Pictures stay out of the copy; restate everything else in the material exactly.

Saved data entries:
::::

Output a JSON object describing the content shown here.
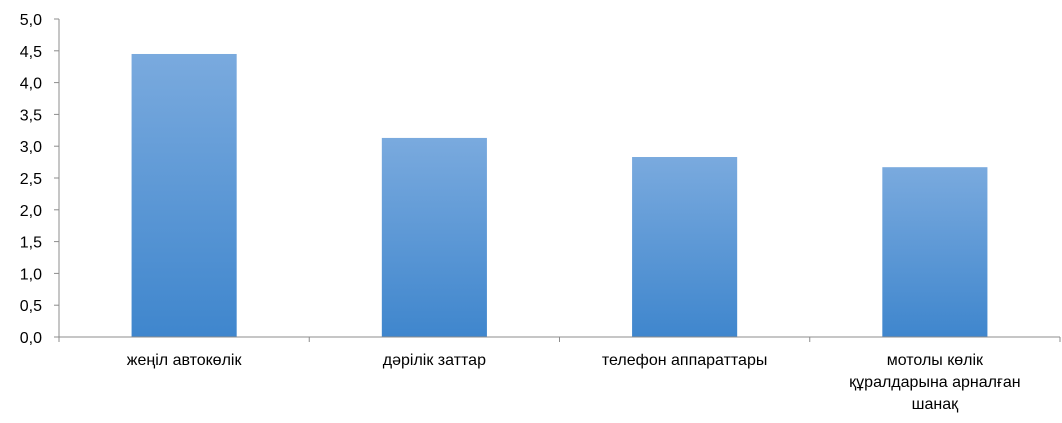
{
  "chart_data": {
    "type": "bar",
    "categories": [
      [
        "жеңіл автокөлік"
      ],
      [
        "дәрілік заттар"
      ],
      [
        "телефон аппараттары"
      ],
      [
        "мотолы көлік",
        "құралдарына арналған",
        "шанақ"
      ]
    ],
    "values": [
      4.45,
      3.13,
      2.83,
      2.67
    ],
    "ylim": [
      0,
      5
    ],
    "yticks": [
      "0,0",
      "0,5",
      "1,0",
      "1,5",
      "2,0",
      "2,5",
      "3,0",
      "3,5",
      "4,0",
      "4,5",
      "5,0"
    ],
    "grid": false,
    "legend": "none",
    "colors": {
      "bar_top": "#7aaade",
      "bar_bottom": "#3f86cd",
      "axis": "#8c8c8c"
    }
  }
}
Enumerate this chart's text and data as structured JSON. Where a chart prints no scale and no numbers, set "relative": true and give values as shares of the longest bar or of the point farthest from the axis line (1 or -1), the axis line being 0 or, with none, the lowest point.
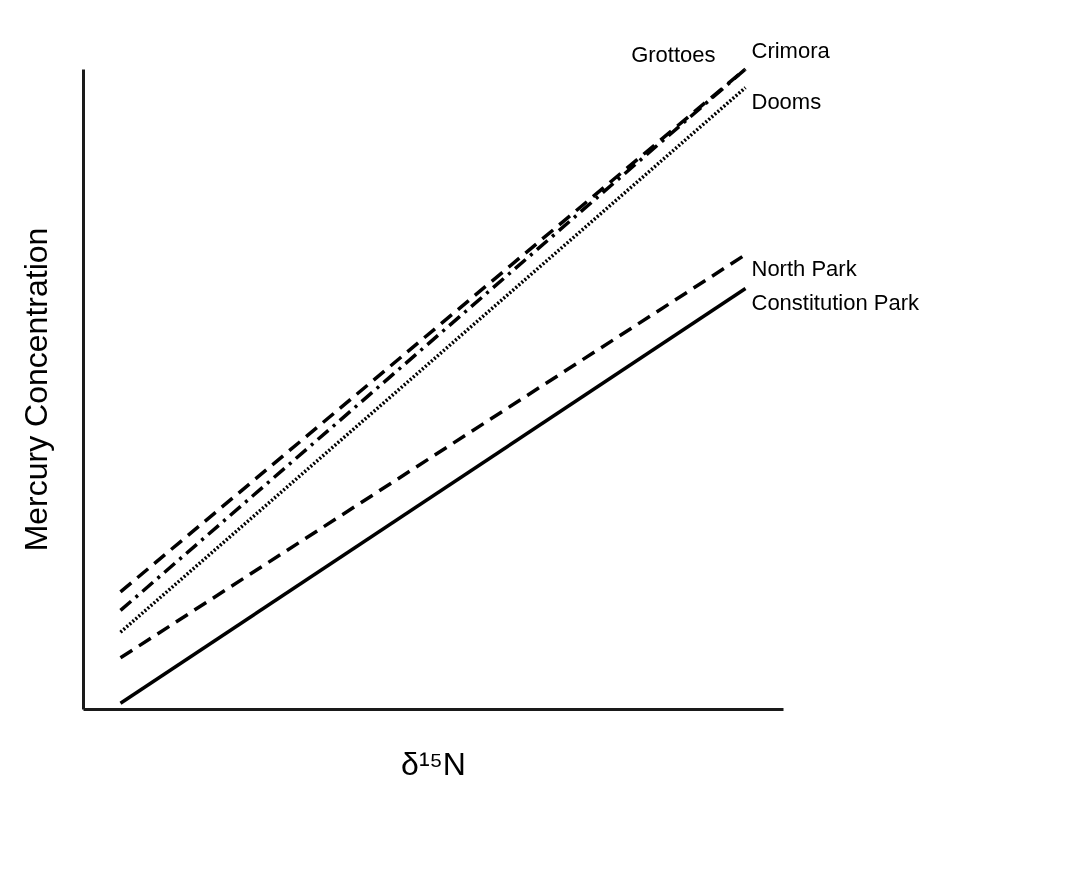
{
  "chart_data": {
    "type": "line",
    "relative": true,
    "xlabel": "δ¹⁵N",
    "ylabel": "Mercury Concentration",
    "categories": [
      null,
      null
    ],
    "tick_labels": false,
    "series": [
      {
        "name": "Crimora",
        "color": "#000000",
        "line_style": "dashdot",
        "values": [
          0.154,
          1.0
        ]
      },
      {
        "name": "Grottoes",
        "color": "#000000",
        "line_style": "dashed",
        "values": [
          0.183,
          1.0
        ]
      },
      {
        "name": "Dooms",
        "color": "#000000",
        "line_style": "dotted",
        "values": [
          0.12,
          0.971
        ]
      },
      {
        "name": "North Park",
        "color": "#000000",
        "line_style": "dashed",
        "values": [
          0.08,
          0.71
        ]
      },
      {
        "name": "Constitution Park",
        "color": "#000000",
        "line_style": "solid",
        "values": [
          0.009,
          0.657
        ]
      }
    ]
  }
}
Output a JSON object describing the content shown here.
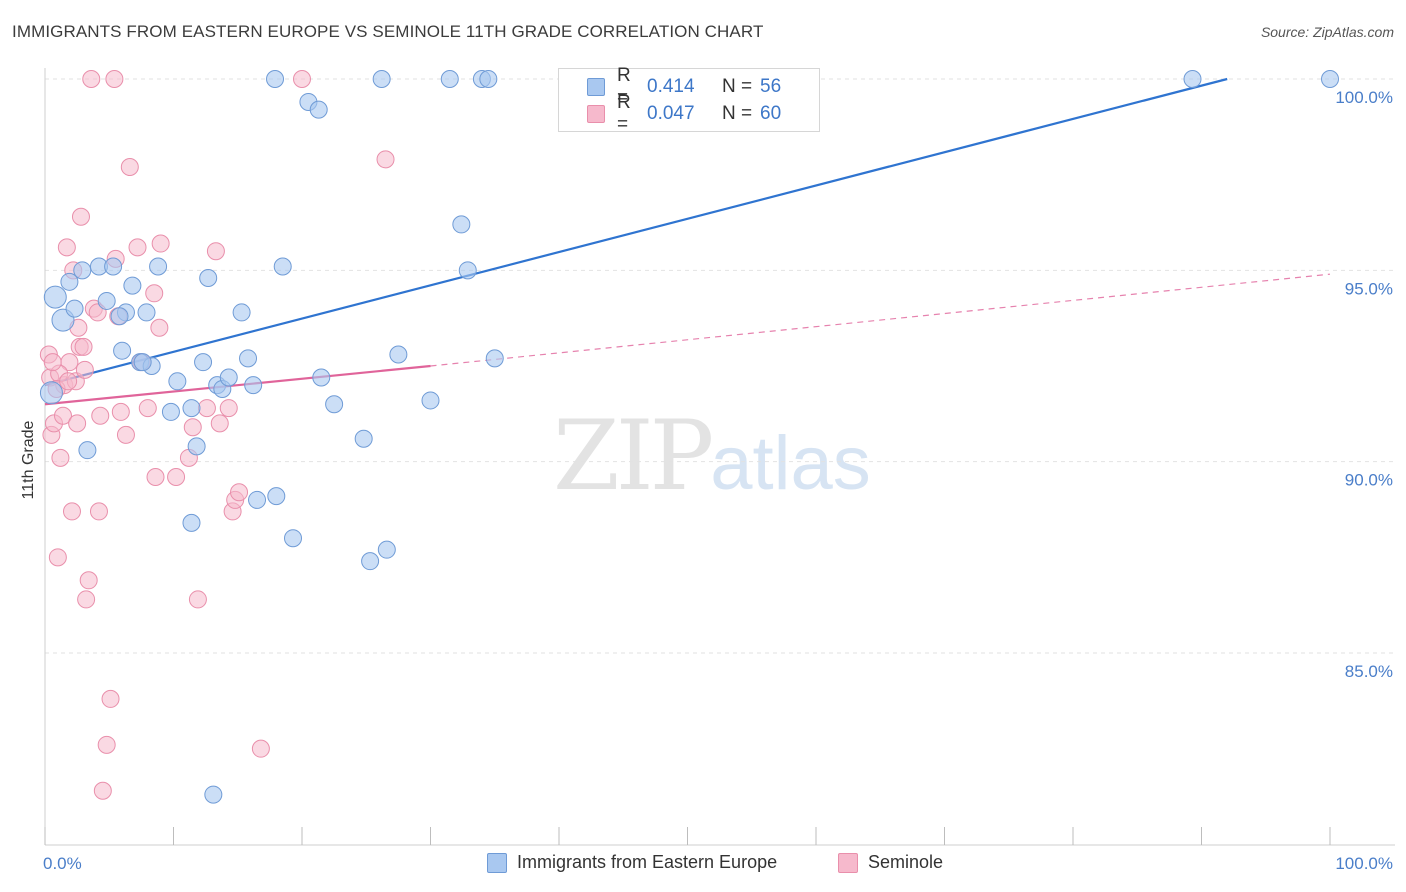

::::

**Answer in full**
Output a JSON object describing the content shown here.
{
  "chart_data": {
    "type": "bar",
    "categories": [
      [
        "жеңіл автокөлік"
      ],
      [
        "дәрілік заттар"
      ],
      [
        "телефон аппараттары"
      ],
      [
        "мотолы көлік",
        "құралдарына арналған",
        "шанақ"
      ]
    ],
    "values": [
      4.45,
      3.13,
      2.83,
      2.67
    ],
    "ylim": [
      0,
      5
    ],
    "yticks": [
      "0,0",
      "0,5",
      "1,0",
      "1,5",
      "2,0",
      "2,5",
      "3,0",
      "3,5",
      "4,0",
      "4,5",
      "5,0"
    ],
    "grid": false,
    "legend": "none",
    "colors": {
      "bar_top": "#7aaade",
      "bar_bottom": "#3f86cd",
      "axis": "#8c8c8c"
    }
  }
}
Enumerate this chart's text and data as structured JSON. Where a chart prints no scale and no numbers, set "relative": true and give values as shares of the longest bar or of the point farthest from the axis line (1 or -1), the axis line being 0 or, with none, the lowest point.
{
  "chart_data": {
    "type": "line",
    "relative": true,
    "xlabel": "δ¹⁵N",
    "ylabel": "Mercury Concentration",
    "categories": [
      null,
      null
    ],
    "tick_labels": false,
    "series": [
      {
        "name": "Crimora",
        "color": "#000000",
        "line_style": "dashdot",
        "values": [
          0.154,
          1.0
        ]
      },
      {
        "name": "Grottoes",
        "color": "#000000",
        "line_style": "dashed",
        "values": [
          0.183,
          1.0
        ]
      },
      {
        "name": "Dooms",
        "color": "#000000",
        "line_style": "dotted",
        "values": [
          0.12,
          0.971
        ]
      },
      {
        "name": "North Park",
        "color": "#000000",
        "line_style": "dashed",
        "values": [
          0.08,
          0.71
        ]
      },
      {
        "name": "Constitution Park",
        "color": "#000000",
        "line_style": "solid",
        "values": [
          0.009,
          0.657
        ]
      }
    ]
  }
}
Output a JSON object describing the content shown here.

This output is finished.